EXERCISE DIRECTIONS:
Reproduce the records below in their entirety, character for character.

Stored data

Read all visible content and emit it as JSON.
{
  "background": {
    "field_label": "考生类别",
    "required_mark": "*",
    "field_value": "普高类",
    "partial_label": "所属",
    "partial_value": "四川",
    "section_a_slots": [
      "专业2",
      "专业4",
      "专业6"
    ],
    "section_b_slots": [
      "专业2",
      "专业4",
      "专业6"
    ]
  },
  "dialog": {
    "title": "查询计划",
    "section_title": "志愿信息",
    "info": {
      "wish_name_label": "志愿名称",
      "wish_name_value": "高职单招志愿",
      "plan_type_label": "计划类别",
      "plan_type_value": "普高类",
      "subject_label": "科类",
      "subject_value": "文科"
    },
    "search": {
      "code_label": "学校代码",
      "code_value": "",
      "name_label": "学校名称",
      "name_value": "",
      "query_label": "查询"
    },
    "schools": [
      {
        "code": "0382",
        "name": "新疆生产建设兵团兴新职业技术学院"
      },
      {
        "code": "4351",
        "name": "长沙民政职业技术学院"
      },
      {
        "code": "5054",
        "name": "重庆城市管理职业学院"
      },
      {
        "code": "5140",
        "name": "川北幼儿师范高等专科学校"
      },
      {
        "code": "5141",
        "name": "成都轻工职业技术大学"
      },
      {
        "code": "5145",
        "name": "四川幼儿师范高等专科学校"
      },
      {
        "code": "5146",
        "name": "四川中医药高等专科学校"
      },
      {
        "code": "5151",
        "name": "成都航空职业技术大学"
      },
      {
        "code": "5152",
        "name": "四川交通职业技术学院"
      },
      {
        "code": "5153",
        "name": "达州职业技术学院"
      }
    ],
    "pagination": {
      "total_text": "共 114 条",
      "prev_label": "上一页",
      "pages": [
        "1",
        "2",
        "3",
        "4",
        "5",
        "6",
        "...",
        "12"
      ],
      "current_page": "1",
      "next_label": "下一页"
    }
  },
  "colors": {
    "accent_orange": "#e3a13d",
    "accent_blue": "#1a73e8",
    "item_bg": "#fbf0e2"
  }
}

EXERCISE RESULT:
Read all visible content and emit it as JSON.
{
  "background": {
    "field_label": "考生类别",
    "required_mark": "*",
    "field_value": "普高类",
    "partial_label": "所属",
    "partial_value": "四川",
    "section_a_slots": [
      "专业2",
      "专业4",
      "专业6"
    ],
    "section_b_slots": [
      "专业2",
      "专业4",
      "专业6"
    ]
  },
  "dialog": {
    "title": "查询计划",
    "section_title": "志愿信息",
    "info": {
      "wish_name_label": "志愿名称",
      "wish_name_value": "高职单招志愿",
      "plan_type_label": "计划类别",
      "plan_type_value": "普高类",
      "subject_label": "科类",
      "subject_value": "文科"
    },
    "search": {
      "code_label": "学校代码",
      "code_value": "",
      "name_label": "学校名称",
      "name_value": "",
      "query_label": "查询"
    },
    "schools": [
      {
        "code": "0382",
        "name": "新疆生产建设兵团兴新职业技术学院"
      },
      {
        "code": "4351",
        "name": "长沙民政职业技术学院"
      },
      {
        "code": "5054",
        "name": "重庆城市管理职业学院"
      },
      {
        "code": "5140",
        "name": "川北幼儿师范高等专科学校"
      },
      {
        "code": "5141",
        "name": "成都轻工职业技术大学"
      },
      {
        "code": "5145",
        "name": "四川幼儿师范高等专科学校"
      },
      {
        "code": "5146",
        "name": "四川中医药高等专科学校"
      },
      {
        "code": "5151",
        "name": "成都航空职业技术大学"
      },
      {
        "code": "5152",
        "name": "四川交通职业技术学院"
      },
      {
        "code": "5153",
        "name": "达州职业技术学院"
      }
    ],
    "pagination": {
      "total_text": "共 114 条",
      "prev_label": "上一页",
      "pages": [
        "1",
        "2",
        "3",
        "4",
        "5",
        "6",
        "...",
        "12"
      ],
      "current_page": "1",
      "next_label": "下一页"
    }
  },
  "colors": {
    "accent_orange": "#e3a13d",
    "accent_blue": "#1a73e8",
    "item_bg": "#fbf0e2"
  }
}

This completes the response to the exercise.